▶ _EXERCISE INSTRUCTIONS_:
From the math blog page below, please list every symbol it uses to name a radius in the semicircle problem.

---------- SOURCE DOCUMENT

Pages

Bookmark and Share

Wednesday, March 23, 2011

Sequence of natural numbers

Suppose $a_1,a_2,\dots, a_n,\dots$ is a sequence of natural numbers that satisfy:

$$a_{a_n} = 6n - a_n$$

for all $n$. Find $a_{2011}$.

Solution

For a fixed $n$, let $x_0 = n$
$$x_1 = a_n$$
$$x_2 = a_{x_1}$$
$$x_3 = a_{x_2}$$
$$\cdots$$
$$x_n = a_{x_{n-1}}$$

Then:
$$x_2 = a_{x_1} = a_{a_n} = 6n - a_n = 6x_0 - x_1$$
$$x_3 = a_{x_2} = a_{a_{x_1}} = 6x_1 - a_{x_1} = 6x_1 - x_2$$
In general:
$$x_{n+2} = a_{x_{n+1}} = a_{a_{x_n}} = 6x_n - a_{x_n} = 6x_n - x_{n+1}$$
$$x_{n+2} + x_{n+1} - 6x_n = 0$$

This is a second order recursion with characteristic equation $t^2 + t - 6 = 0$ with solutions $t = -3, t = 2$.

So the general term for $x_n$ is:
$$x_n = P.2^n + Q.(-3)^n$$.
However, for $x_n$ to be positive for all $n$, then $Q$ must be zero, otherwise with large enough $n$, $x_n$ could eventually be negative. Thus $x_n = P.2^n$ for some $P$.

$a_n = x_1 = 2P = 2.P = 2x_0 = 2n$

After substituting back, we find that $a_n = 2n$ satisfies all the constraints, so we have $a_n = 2n$ for all $n$.

Tuesday, March 8, 2011

Technology Review March/April 2011 Problem 3


The figure contains three semicircles and one circle. The semicircles all have horizontal diameters, and their centers are shown. Their radii are $R, r_1, r_2$ with $r_1 + r_2 = R$. The circle is constructed tangent to the three semicircles. Find $p$ the radius of the circle, and show that the distance from its center to the baseline is $2p$.

(Note: I couldn't draw them as semicircles and I was too lazy to crop the image. But you get the idea).

--------------------
---------- EXTRACTED ENTRIES

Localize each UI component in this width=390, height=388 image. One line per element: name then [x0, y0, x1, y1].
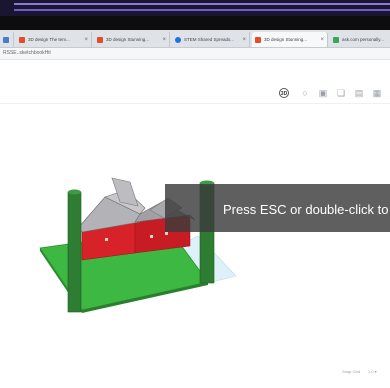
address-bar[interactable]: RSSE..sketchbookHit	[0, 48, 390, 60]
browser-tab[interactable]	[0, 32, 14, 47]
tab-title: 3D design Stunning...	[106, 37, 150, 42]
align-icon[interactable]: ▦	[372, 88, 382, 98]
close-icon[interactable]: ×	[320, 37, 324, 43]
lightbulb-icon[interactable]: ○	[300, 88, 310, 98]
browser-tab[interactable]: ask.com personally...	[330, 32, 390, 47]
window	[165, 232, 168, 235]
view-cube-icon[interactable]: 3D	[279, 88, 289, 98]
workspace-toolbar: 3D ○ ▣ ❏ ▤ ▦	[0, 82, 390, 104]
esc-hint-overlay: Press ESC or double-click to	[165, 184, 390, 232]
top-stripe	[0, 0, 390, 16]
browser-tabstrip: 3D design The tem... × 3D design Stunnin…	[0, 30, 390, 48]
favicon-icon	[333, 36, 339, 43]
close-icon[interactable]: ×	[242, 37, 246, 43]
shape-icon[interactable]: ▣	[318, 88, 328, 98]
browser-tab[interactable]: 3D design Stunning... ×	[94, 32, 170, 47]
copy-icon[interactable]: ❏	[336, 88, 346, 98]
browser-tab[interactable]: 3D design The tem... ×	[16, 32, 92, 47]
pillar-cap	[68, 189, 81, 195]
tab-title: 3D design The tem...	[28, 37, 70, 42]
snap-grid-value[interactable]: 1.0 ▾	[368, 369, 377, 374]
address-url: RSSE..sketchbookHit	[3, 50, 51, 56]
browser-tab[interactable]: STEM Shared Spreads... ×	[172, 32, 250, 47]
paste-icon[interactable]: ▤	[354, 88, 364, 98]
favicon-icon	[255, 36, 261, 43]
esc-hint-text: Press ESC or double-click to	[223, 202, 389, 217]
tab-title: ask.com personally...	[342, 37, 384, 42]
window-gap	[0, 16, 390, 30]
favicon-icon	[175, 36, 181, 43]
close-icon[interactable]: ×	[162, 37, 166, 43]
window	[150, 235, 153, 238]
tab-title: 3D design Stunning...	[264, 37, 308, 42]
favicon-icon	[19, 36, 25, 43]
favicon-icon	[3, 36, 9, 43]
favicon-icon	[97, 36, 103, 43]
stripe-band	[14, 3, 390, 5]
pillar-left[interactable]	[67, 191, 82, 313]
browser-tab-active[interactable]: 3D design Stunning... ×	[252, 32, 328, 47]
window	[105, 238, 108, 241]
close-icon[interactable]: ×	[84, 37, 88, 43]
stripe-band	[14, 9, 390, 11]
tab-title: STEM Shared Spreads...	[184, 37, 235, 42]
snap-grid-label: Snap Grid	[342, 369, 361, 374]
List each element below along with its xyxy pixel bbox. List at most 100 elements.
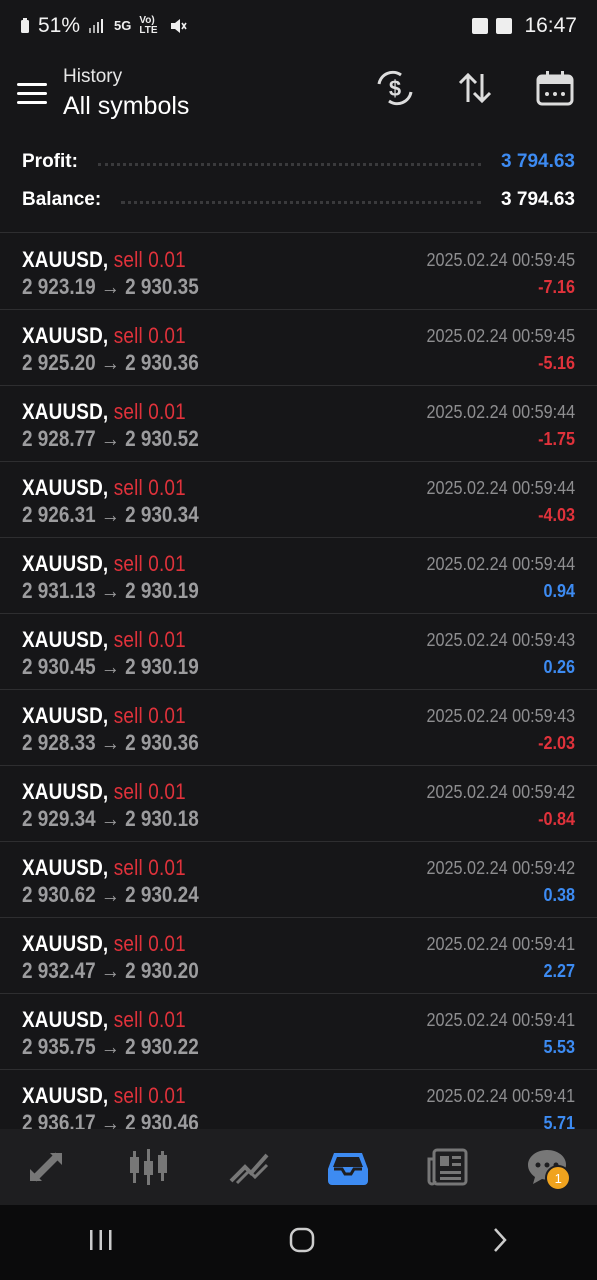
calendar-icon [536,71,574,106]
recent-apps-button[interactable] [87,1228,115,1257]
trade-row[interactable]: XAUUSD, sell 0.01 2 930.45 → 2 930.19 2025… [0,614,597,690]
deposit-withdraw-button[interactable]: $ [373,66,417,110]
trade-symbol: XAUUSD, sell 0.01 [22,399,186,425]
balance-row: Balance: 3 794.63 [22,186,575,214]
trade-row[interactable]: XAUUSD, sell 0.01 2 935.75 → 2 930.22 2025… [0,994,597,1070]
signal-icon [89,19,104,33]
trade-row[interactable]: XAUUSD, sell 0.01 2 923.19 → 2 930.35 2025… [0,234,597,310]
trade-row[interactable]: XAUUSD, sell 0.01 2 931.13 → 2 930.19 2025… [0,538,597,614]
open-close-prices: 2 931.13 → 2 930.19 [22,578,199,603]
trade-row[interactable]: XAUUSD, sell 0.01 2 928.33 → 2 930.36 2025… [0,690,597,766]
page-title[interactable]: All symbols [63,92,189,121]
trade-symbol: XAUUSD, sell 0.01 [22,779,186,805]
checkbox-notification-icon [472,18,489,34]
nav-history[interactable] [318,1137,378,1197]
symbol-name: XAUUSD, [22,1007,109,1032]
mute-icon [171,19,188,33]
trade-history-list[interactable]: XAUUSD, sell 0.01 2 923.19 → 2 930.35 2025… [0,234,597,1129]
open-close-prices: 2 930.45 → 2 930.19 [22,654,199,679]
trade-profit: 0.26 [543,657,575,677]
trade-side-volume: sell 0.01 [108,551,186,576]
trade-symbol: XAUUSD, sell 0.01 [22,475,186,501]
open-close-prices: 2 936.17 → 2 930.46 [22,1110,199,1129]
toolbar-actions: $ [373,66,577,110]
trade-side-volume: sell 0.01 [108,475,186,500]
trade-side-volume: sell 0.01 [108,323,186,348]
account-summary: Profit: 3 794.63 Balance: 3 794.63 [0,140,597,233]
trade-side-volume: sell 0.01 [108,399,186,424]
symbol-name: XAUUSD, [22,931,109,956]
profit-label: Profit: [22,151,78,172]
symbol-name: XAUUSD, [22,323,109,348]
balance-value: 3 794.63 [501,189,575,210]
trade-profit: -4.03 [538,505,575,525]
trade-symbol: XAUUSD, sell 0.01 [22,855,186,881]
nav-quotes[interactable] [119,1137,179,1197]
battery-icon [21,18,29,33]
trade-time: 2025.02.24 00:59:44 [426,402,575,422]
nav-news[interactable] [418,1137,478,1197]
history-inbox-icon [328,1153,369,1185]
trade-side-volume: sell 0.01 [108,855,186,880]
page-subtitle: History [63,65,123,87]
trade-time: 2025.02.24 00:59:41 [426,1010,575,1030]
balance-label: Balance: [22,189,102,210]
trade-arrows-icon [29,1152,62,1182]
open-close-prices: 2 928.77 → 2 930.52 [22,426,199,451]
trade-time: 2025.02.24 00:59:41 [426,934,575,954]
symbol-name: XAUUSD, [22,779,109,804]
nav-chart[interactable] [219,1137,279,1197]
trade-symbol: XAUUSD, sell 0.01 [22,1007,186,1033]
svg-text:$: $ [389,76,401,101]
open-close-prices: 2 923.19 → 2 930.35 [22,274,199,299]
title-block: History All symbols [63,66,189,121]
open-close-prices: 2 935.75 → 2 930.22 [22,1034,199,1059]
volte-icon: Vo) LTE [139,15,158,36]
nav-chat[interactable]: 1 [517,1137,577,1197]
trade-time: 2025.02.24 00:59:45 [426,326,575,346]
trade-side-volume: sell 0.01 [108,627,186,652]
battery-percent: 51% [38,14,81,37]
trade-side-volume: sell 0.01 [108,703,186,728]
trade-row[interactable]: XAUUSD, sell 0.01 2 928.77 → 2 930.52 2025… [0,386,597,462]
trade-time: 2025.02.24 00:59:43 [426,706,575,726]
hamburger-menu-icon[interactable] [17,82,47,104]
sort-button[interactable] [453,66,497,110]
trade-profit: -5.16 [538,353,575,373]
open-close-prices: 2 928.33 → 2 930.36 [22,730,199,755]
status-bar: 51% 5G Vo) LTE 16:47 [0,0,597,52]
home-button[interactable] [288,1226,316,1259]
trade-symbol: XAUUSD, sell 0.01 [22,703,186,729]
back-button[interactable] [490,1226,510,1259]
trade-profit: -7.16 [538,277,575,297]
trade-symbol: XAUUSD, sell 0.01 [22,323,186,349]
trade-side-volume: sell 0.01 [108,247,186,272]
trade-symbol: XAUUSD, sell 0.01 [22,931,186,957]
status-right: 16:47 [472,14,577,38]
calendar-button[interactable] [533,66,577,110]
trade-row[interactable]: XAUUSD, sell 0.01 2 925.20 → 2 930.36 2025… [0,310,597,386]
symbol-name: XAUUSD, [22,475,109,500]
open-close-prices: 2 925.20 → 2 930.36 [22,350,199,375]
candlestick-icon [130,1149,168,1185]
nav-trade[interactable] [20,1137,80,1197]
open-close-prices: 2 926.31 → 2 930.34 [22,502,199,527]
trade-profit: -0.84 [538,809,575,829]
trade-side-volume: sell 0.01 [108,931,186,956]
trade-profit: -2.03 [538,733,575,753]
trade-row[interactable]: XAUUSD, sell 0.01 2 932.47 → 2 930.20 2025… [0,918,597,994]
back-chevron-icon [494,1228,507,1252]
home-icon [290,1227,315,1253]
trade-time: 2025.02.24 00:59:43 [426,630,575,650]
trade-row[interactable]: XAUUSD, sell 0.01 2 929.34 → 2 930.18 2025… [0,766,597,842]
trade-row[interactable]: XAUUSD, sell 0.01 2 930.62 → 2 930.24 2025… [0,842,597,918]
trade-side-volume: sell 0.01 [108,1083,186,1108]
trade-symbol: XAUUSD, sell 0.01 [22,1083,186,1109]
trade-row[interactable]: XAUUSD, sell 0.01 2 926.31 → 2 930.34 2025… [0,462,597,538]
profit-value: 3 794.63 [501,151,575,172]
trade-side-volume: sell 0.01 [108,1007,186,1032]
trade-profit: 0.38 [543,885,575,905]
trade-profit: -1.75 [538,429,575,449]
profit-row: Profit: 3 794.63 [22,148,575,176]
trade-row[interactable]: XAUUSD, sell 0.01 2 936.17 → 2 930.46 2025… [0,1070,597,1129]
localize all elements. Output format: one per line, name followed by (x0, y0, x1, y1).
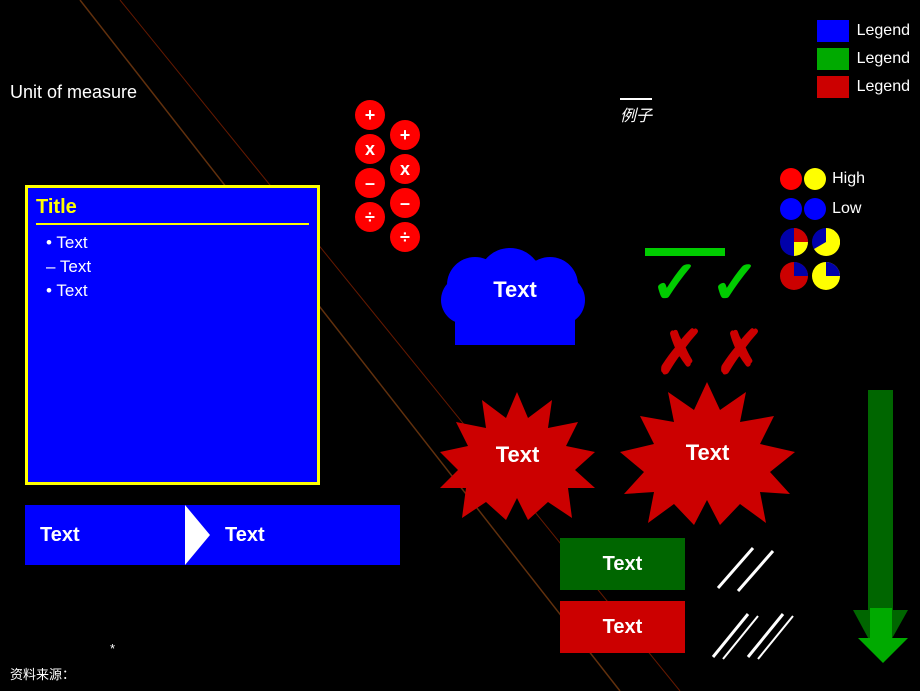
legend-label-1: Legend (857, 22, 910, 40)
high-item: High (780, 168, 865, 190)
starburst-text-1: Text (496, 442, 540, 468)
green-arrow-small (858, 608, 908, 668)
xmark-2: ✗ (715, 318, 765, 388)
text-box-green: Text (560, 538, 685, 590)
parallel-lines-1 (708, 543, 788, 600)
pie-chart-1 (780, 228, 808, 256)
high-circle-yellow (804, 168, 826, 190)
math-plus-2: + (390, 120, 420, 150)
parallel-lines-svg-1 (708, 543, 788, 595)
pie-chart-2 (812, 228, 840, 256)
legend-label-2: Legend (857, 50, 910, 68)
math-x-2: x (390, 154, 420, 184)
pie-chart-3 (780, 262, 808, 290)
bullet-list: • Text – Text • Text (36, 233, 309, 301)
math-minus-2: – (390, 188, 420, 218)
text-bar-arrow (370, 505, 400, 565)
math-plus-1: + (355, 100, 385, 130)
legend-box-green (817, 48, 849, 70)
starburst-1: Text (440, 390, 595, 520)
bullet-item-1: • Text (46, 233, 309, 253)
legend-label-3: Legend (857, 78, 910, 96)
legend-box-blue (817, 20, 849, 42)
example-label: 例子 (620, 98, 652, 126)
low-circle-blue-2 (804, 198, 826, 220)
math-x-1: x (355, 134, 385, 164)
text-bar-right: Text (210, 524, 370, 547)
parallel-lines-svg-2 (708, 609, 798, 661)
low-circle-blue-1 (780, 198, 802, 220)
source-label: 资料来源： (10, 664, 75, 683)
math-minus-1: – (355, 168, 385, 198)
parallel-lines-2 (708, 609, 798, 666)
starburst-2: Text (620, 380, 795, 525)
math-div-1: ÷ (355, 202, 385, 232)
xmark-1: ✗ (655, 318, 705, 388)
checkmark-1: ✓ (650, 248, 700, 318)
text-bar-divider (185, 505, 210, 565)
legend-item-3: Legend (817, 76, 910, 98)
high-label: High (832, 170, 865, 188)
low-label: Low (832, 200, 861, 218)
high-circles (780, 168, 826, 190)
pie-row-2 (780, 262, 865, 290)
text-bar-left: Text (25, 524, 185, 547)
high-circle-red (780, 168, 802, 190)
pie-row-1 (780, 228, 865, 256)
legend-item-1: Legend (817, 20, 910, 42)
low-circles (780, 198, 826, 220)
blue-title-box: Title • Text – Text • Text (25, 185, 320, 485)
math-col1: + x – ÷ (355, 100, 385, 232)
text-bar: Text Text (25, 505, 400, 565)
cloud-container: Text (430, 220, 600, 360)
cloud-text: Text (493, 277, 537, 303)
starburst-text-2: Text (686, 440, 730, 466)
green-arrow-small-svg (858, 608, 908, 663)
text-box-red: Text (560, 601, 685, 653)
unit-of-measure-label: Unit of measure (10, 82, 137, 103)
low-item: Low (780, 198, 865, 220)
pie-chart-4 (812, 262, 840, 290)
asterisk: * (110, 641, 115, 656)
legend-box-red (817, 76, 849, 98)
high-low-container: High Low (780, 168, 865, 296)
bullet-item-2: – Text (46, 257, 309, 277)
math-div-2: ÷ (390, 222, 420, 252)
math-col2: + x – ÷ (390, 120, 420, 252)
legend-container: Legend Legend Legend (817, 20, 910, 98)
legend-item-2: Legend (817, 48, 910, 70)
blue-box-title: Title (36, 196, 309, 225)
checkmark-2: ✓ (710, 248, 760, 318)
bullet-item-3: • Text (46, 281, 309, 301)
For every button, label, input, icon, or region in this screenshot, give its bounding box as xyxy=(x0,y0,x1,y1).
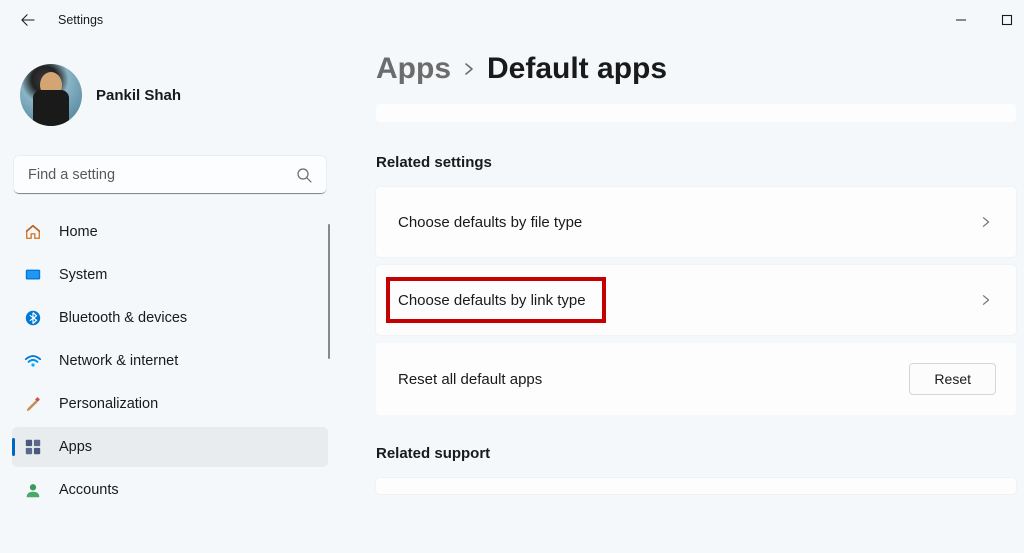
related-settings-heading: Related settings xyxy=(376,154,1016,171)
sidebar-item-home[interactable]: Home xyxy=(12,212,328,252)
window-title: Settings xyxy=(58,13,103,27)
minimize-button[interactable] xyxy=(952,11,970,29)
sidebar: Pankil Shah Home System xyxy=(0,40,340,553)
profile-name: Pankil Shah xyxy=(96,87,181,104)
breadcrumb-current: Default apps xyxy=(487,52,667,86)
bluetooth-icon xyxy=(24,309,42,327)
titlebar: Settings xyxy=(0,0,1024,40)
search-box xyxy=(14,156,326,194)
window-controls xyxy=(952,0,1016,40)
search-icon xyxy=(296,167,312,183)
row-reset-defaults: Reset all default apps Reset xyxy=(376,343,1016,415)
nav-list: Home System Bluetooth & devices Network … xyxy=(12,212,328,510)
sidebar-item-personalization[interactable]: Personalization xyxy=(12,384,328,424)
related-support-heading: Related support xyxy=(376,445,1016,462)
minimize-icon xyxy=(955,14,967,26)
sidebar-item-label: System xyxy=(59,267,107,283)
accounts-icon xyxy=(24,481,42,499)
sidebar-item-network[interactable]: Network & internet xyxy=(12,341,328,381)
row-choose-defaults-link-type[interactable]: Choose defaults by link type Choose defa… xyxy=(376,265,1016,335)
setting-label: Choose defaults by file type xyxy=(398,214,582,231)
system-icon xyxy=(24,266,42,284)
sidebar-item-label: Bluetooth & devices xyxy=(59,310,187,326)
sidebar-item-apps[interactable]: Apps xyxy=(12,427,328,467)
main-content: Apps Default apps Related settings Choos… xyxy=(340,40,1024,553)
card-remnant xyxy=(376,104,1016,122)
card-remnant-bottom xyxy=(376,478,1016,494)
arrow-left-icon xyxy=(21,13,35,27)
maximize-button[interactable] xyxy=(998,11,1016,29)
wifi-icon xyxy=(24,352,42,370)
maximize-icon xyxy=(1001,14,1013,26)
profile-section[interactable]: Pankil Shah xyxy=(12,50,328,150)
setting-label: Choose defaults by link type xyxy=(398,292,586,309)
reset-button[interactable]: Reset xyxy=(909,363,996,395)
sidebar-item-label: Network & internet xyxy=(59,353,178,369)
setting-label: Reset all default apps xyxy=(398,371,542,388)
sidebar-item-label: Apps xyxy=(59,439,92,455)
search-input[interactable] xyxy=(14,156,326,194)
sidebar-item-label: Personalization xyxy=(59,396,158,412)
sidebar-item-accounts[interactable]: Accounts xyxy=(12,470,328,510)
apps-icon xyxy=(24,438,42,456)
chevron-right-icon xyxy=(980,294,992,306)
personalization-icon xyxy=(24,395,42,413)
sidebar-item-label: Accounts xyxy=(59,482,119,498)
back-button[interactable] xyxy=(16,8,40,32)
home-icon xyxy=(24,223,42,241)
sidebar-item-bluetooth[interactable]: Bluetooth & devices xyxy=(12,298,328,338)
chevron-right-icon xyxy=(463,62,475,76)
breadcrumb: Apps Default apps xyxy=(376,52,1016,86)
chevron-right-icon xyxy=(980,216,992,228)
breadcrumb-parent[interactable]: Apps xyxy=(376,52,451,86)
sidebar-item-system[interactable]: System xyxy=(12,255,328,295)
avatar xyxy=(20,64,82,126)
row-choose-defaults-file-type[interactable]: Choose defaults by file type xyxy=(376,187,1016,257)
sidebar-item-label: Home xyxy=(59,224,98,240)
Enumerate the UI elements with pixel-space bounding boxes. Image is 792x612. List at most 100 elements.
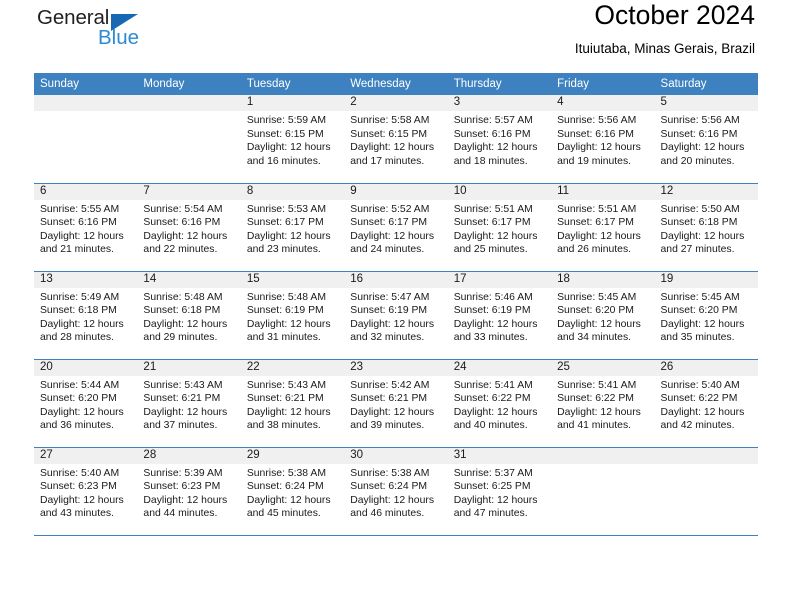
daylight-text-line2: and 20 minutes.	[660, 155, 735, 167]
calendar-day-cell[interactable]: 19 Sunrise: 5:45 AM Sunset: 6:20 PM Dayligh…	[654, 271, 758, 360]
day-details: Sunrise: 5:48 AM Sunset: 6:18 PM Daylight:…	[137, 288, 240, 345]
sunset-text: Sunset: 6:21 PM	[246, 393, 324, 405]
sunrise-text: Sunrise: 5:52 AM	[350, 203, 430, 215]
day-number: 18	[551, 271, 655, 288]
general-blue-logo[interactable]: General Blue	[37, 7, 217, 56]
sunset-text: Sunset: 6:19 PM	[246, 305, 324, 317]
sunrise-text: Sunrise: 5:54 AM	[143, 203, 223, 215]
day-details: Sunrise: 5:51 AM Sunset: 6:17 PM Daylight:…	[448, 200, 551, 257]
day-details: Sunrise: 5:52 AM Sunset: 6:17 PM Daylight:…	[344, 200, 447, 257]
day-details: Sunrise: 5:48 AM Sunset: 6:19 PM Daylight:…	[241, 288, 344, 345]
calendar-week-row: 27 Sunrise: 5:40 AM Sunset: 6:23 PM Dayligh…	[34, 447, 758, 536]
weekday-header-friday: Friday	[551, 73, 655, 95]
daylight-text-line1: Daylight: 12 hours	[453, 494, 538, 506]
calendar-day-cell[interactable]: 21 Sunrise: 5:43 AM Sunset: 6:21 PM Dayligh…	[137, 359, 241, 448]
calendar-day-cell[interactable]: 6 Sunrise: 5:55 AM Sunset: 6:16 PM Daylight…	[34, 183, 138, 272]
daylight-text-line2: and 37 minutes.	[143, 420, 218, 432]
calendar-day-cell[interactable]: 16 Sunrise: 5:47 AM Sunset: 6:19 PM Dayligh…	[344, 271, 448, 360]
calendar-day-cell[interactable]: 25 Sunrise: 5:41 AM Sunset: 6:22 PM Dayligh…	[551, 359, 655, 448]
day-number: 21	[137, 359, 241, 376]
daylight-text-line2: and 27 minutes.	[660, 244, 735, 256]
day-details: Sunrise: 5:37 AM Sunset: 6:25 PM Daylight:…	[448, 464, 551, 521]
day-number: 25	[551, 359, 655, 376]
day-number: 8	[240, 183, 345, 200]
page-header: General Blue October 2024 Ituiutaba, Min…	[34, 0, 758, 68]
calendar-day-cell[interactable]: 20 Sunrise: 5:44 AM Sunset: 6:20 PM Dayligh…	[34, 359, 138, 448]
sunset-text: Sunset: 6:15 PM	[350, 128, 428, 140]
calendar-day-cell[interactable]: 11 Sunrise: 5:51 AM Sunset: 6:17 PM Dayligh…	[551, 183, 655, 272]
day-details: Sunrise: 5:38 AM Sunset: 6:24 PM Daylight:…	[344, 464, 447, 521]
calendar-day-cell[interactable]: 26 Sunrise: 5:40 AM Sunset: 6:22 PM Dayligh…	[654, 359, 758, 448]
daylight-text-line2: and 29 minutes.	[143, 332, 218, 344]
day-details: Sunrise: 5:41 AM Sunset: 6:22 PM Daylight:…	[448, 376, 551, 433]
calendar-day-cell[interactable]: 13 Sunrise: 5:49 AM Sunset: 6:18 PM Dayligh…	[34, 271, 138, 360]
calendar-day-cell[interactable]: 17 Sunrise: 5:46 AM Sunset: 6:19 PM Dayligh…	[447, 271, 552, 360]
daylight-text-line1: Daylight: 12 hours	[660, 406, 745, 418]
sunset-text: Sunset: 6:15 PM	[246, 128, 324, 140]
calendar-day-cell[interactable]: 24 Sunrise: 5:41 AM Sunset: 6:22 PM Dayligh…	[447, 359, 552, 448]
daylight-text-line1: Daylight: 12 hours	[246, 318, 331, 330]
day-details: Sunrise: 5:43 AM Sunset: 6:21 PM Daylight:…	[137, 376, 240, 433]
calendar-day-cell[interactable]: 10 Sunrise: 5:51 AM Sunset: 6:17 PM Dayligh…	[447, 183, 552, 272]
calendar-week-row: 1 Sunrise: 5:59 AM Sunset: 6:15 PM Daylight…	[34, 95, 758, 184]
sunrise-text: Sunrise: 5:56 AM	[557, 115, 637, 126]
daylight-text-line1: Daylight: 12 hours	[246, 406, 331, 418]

--------------------

▶ _RIGHT ANSWER_:
R, r_1, r_2, p